____ DATASET RECORDS
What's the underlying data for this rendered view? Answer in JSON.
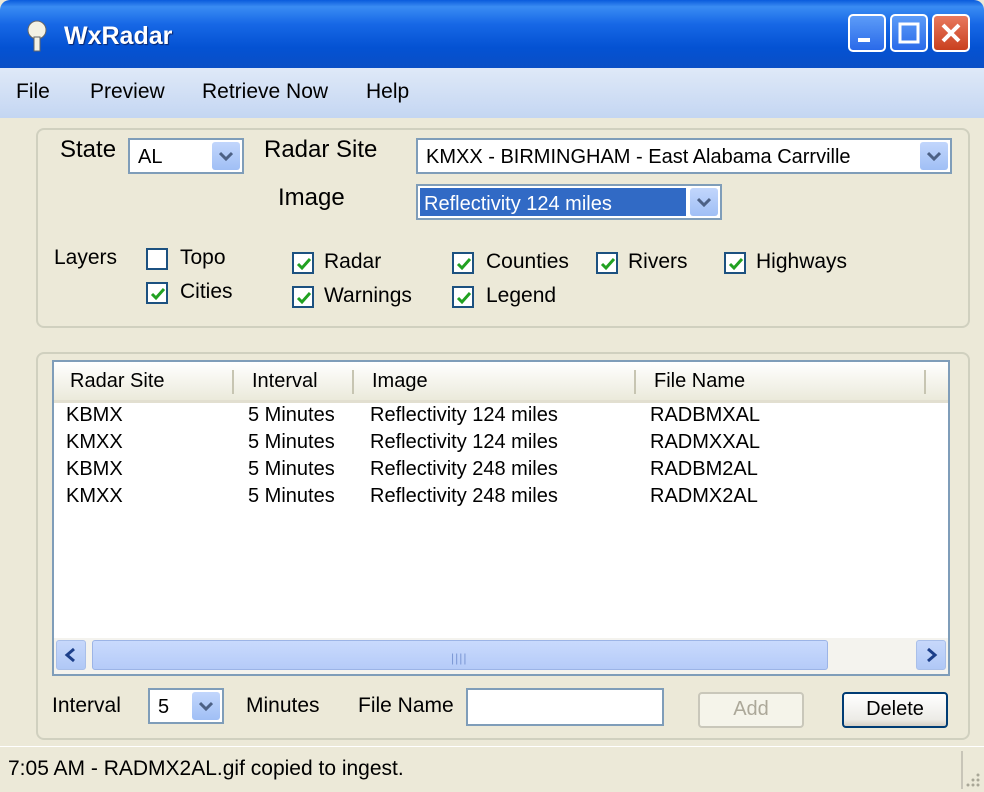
{
  "window": {
    "title": "WxRadar"
  },
  "menu": [
    "File",
    "Preview",
    "Retrieve Now",
    "Help"
  ],
  "settings": {
    "state_label": "State",
    "state_value": "AL",
    "radar_site_label": "Radar Site",
    "radar_site_value": "KMXX - BIRMINGHAM - East Alabama Carrville",
    "image_label": "Image",
    "image_value": "Reflectivity 124 miles",
    "layers_label": "Layers",
    "layers": [
      {
        "label": "Topo",
        "checked": false
      },
      {
        "label": "Cities",
        "checked": true
      },
      {
        "label": "Radar",
        "checked": true
      },
      {
        "label": "Warnings",
        "checked": true
      },
      {
        "label": "Counties",
        "checked": true
      },
      {
        "label": "Legend",
        "checked": true
      },
      {
        "label": "Rivers",
        "checked": true
      },
      {
        "label": "Highways",
        "checked": true
      }
    ]
  },
  "table": {
    "columns": [
      "Radar Site",
      "Interval",
      "Image",
      "File Name"
    ],
    "rows": [
      [
        "KBMX",
        "5 Minutes",
        "Reflectivity 124 miles",
        "RADBMXAL"
      ],
      [
        "KMXX",
        "5 Minutes",
        "Reflectivity 124 miles",
        "RADMXXAL"
      ],
      [
        "KBMX",
        "5 Minutes",
        "Reflectivity 248 miles",
        "RADBM2AL"
      ],
      [
        "KMXX",
        "5 Minutes",
        "Reflectivity 248 miles",
        "RADMX2AL"
      ]
    ]
  },
  "controls": {
    "interval_label": "Interval",
    "interval_value": "5",
    "minutes_label": "Minutes",
    "file_name_label": "File Name",
    "file_name_value": "",
    "add_label": "Add",
    "delete_label": "Delete"
  },
  "status": {
    "text": "7:05 AM - RADMX2AL.gif copied to ingest."
  },
  "colors": {
    "titlebar": "#0a5bdc",
    "selection": "#316ac5",
    "face": "#ece9d8"
  }
}
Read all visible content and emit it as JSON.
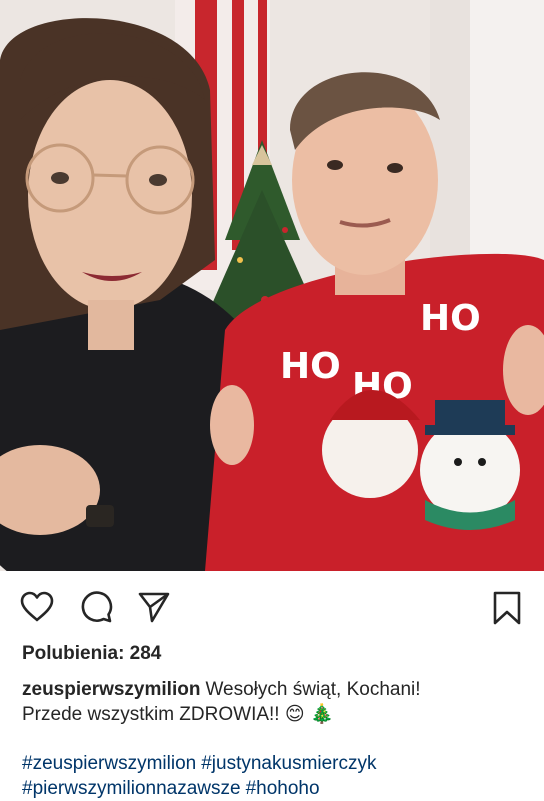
{
  "post": {
    "photo_alt": "",
    "sweater_text": [
      "HO",
      "HO",
      "HO"
    ],
    "likes_text": "Polubienia: 284",
    "username": "zeuspierwszymilion",
    "caption_line1": "Wesołych świąt, Kochani!",
    "caption_line2": "Przede wszystkim ZDROWIA!!",
    "emoji_smile": "😊",
    "emoji_tree": "🎄",
    "hashtags": [
      "#zeuspierwszymilion",
      "#justynakusmierczyk",
      "#pierwszymilionnazawsze",
      "#hohoho"
    ]
  },
  "icons": {
    "like": "heart-outline-icon",
    "comment": "comment-bubble-icon",
    "share": "paper-plane-icon",
    "save": "bookmark-outline-icon"
  },
  "colors": {
    "sweater_red": "#c9202a",
    "hashtag_blue": "#003569",
    "text": "#262626"
  }
}
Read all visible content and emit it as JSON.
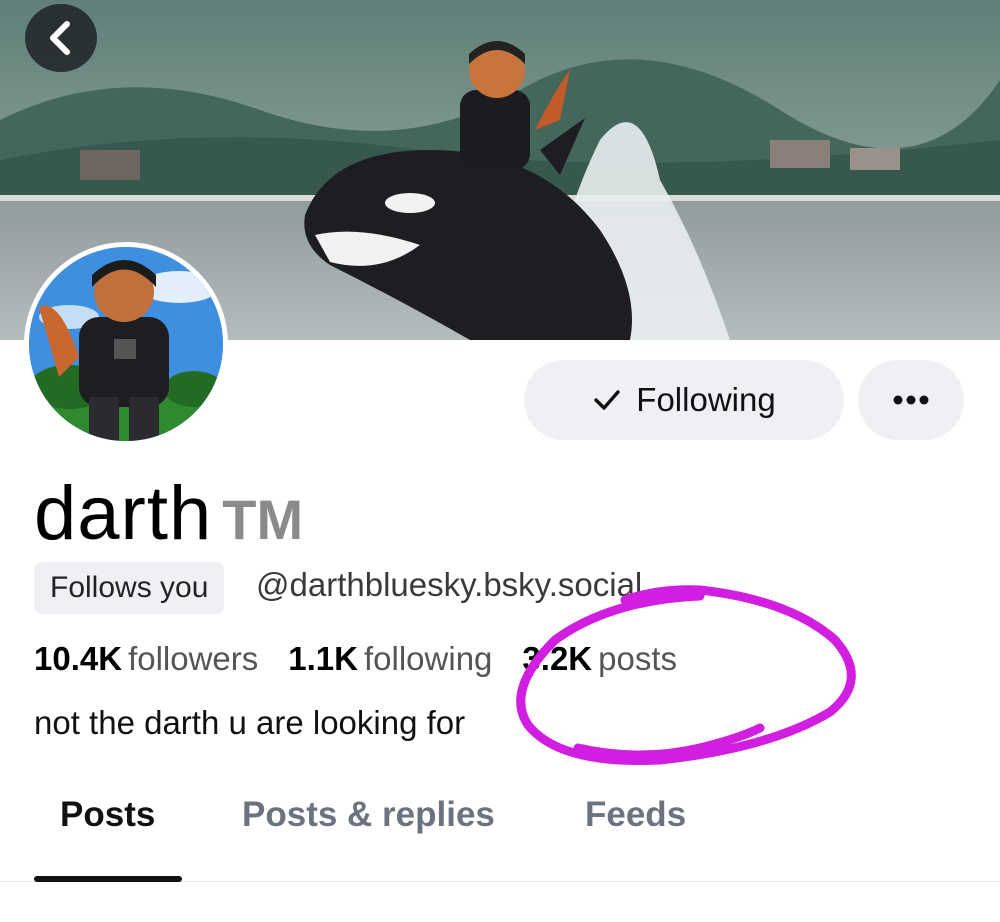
{
  "profile": {
    "display_name": "darth",
    "name_suffix": "TM",
    "follows_you_badge": "Follows you",
    "handle": "@darthbluesky.bsky.social",
    "bio": "not the darth u are looking for"
  },
  "stats": {
    "followers_count": "10.4K",
    "followers_label": "followers",
    "following_count": "1.1K",
    "following_label": "following",
    "posts_count": "3.2K",
    "posts_label": "posts"
  },
  "actions": {
    "following_label": "Following",
    "more_label": "•••"
  },
  "tabs": [
    {
      "label": "Posts",
      "active": true
    },
    {
      "label": "Posts & replies",
      "active": false
    },
    {
      "label": "Feeds",
      "active": false
    }
  ],
  "icons": {
    "back": "chevron-left-icon",
    "check": "check-icon",
    "more": "more-horizontal-icon"
  },
  "colors": {
    "annotation": "#d21ee0",
    "button_bg": "#eef0f4",
    "muted_text": "#555555"
  }
}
________
**AIM:**
Skip the pictures, then retype every line above exactly.

**THE REPLY:**
What's the underlying data for this rendered view? Answer in JSON.
{
  "window": {
    "title": "WxRadar"
  },
  "menu": [
    "File",
    "Preview",
    "Retrieve Now",
    "Help"
  ],
  "settings": {
    "state_label": "State",
    "state_value": "AL",
    "radar_site_label": "Radar Site",
    "radar_site_value": "KMXX - BIRMINGHAM - East Alabama Carrville",
    "image_label": "Image",
    "image_value": "Reflectivity 124 miles",
    "layers_label": "Layers",
    "layers": [
      {
        "label": "Topo",
        "checked": false
      },
      {
        "label": "Cities",
        "checked": true
      },
      {
        "label": "Radar",
        "checked": true
      },
      {
        "label": "Warnings",
        "checked": true
      },
      {
        "label": "Counties",
        "checked": true
      },
      {
        "label": "Legend",
        "checked": true
      },
      {
        "label": "Rivers",
        "checked": true
      },
      {
        "label": "Highways",
        "checked": true
      }
    ]
  },
  "table": {
    "columns": [
      "Radar Site",
      "Interval",
      "Image",
      "File Name"
    ],
    "rows": [
      [
        "KBMX",
        "5 Minutes",
        "Reflectivity 124 miles",
        "RADBMXAL"
      ],
      [
        "KMXX",
        "5 Minutes",
        "Reflectivity 124 miles",
        "RADMXXAL"
      ],
      [
        "KBMX",
        "5 Minutes",
        "Reflectivity 248 miles",
        "RADBM2AL"
      ],
      [
        "KMXX",
        "5 Minutes",
        "Reflectivity 248 miles",
        "RADMX2AL"
      ]
    ]
  },
  "controls": {
    "interval_label": "Interval",
    "interval_value": "5",
    "minutes_label": "Minutes",
    "file_name_label": "File Name",
    "file_name_value": "",
    "add_label": "Add",
    "delete_label": "Delete"
  },
  "status": {
    "text": "7:05 AM - RADMX2AL.gif copied to ingest."
  },
  "colors": {
    "titlebar": "#0a5bdc",
    "selection": "#316ac5",
    "face": "#ece9d8"
  }
}
Read all visible content and emit it as JSON.
{
  "post": {
    "photo_alt": "",
    "sweater_text": [
      "HO",
      "HO",
      "HO"
    ],
    "likes_text": "Polubienia: 284",
    "username": "zeuspierwszymilion",
    "caption_line1": "Wesołych świąt, Kochani!",
    "caption_line2": "Przede wszystkim ZDROWIA!!",
    "emoji_smile": "😊",
    "emoji_tree": "🎄",
    "hashtags": [
      "#zeuspierwszymilion",
      "#justynakusmierczyk",
      "#pierwszymilionnazawsze",
      "#hohoho"
    ]
  },
  "icons": {
    "like": "heart-outline-icon",
    "comment": "comment-bubble-icon",
    "share": "paper-plane-icon",
    "save": "bookmark-outline-icon"
  },
  "colors": {
    "sweater_red": "#c9202a",
    "hashtag_blue": "#003569",
    "text": "#262626"
  }
}
Read all visible content and emit it as JSON.
{
  "profile": {
    "display_name": "darth",
    "name_suffix": "TM",
    "follows_you_badge": "Follows you",
    "handle": "@darthbluesky.bsky.social",
    "bio": "not the darth u are looking for"
  },
  "stats": {
    "followers_count": "10.4K",
    "followers_label": "followers",
    "following_count": "1.1K",
    "following_label": "following",
    "posts_count": "3.2K",
    "posts_label": "posts"
  },
  "actions": {
    "following_label": "Following",
    "more_label": "•••"
  },
  "tabs": [
    {
      "label": "Posts",
      "active": true
    },
    {
      "label": "Posts & replies",
      "active": false
    },
    {
      "label": "Feeds",
      "active": false
    }
  ],
  "icons": {
    "back": "chevron-left-icon",
    "check": "check-icon",
    "more": "more-horizontal-icon"
  },
  "colors": {
    "annotation": "#d21ee0",
    "button_bg": "#eef0f4",
    "muted_text": "#555555"
  }
}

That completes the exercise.